EJERCICIO — En el texto sobre la pareja, ¿cómo definía Ortega y Gasset amar a alguien?

TEXTO FUENTE —
No hay que ser muy avispado para darse cuenta de que nos pasamos toda nuestra vida envueltos en relaciones, y una buena parte de la misma lo hacemos en pareja. En este último caso, cuando no la tenemos, imaginándola y buscándola; y cuando al fin estamos en ella, disfrutándola o poniéndola en cuestión, tal es nuestra naturaleza paradojal. Un destino biológico y social nos aboca, pues, a la relación humana. Somos seres -por naturaleza y ambiente- relacionales. No sólo la biología, sino la propia cultura y nuestros afanes más individuales nos empujan siempre hacia los otros. De unos seremos amigos; de la mayoría, colegas y compañeros; y de uno singular nos enamoraremos y desearemos integrarlo como parte de nuestro propio proyecto vital en nuestra vida. Decía Ortega y Gasset que amar a alguien es "estar empeñado en que exista". Hermosa definición que nos ilustra sobre uno de los rasgos más característicos de la pareja, organización humana en que se entremezclan en un mismo tiempo los proyectos vitales de dos personas. La pareja no es un mero encuentro, aunque por él comience, sino un empeño, algo que nos pide el esfuerzo cotidiano y que parece exigir duración. No es natural, ya lo he dicho, sino social y cultural. Si fuera natural, nos bastaría el instinto y no la elección. Nos acoplaríamos como los gansos o las garzas, así, sin más. Pero lo cierto es que no ocurre así, sin más.

(Registros almacenados)
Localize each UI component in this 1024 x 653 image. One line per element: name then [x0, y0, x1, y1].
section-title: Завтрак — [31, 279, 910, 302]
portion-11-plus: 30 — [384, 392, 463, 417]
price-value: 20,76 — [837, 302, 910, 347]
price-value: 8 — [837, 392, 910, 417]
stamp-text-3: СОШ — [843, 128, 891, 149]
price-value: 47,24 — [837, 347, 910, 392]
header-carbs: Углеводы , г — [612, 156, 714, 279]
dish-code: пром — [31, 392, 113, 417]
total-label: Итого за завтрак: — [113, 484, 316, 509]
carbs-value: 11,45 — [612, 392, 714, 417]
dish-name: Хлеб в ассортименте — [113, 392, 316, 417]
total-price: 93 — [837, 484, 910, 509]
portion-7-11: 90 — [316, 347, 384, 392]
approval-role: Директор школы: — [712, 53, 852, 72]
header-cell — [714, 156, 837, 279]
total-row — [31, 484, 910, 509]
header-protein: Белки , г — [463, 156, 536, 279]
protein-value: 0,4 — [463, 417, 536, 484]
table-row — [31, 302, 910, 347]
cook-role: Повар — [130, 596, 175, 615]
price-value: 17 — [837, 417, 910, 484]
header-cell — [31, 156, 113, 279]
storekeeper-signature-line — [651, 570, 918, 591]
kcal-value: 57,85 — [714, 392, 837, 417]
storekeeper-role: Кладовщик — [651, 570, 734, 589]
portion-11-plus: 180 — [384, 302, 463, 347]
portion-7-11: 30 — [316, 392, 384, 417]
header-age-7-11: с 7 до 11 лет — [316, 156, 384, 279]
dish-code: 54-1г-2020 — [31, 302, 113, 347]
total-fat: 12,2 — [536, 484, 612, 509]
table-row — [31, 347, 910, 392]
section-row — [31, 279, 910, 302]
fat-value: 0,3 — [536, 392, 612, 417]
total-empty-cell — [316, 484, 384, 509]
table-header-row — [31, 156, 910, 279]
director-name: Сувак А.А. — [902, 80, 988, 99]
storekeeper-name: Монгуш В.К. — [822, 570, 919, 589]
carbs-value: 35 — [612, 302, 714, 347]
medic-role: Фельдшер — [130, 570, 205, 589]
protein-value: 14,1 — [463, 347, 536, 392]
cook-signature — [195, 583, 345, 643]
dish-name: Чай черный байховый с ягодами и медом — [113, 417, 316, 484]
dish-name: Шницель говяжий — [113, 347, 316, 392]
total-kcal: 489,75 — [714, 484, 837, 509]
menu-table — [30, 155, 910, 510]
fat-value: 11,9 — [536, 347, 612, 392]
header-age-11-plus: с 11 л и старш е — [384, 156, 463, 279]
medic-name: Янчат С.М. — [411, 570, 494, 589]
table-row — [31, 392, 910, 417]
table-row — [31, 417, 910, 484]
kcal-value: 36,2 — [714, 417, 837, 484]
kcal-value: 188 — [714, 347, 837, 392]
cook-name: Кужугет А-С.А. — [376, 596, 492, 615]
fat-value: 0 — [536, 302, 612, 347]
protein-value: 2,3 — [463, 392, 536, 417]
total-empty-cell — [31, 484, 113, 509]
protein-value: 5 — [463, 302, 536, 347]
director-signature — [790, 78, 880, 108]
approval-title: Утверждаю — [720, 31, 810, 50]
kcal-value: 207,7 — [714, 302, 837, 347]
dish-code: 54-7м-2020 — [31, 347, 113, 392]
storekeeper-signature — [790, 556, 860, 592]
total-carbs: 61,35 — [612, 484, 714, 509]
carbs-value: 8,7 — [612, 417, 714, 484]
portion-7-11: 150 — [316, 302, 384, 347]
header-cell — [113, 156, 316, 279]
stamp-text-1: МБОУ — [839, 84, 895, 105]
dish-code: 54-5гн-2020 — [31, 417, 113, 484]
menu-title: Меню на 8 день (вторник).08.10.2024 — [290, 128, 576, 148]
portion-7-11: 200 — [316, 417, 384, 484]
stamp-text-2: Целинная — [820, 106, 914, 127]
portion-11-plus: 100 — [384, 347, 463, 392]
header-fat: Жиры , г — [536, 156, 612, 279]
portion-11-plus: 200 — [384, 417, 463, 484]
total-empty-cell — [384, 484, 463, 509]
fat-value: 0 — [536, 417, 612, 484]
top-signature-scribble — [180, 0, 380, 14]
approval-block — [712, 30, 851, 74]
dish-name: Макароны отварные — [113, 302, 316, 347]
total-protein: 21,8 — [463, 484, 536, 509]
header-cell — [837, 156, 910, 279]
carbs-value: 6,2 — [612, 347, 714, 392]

RESULTADO DEL EJERCICIO — Como "estar empeñado en que exista".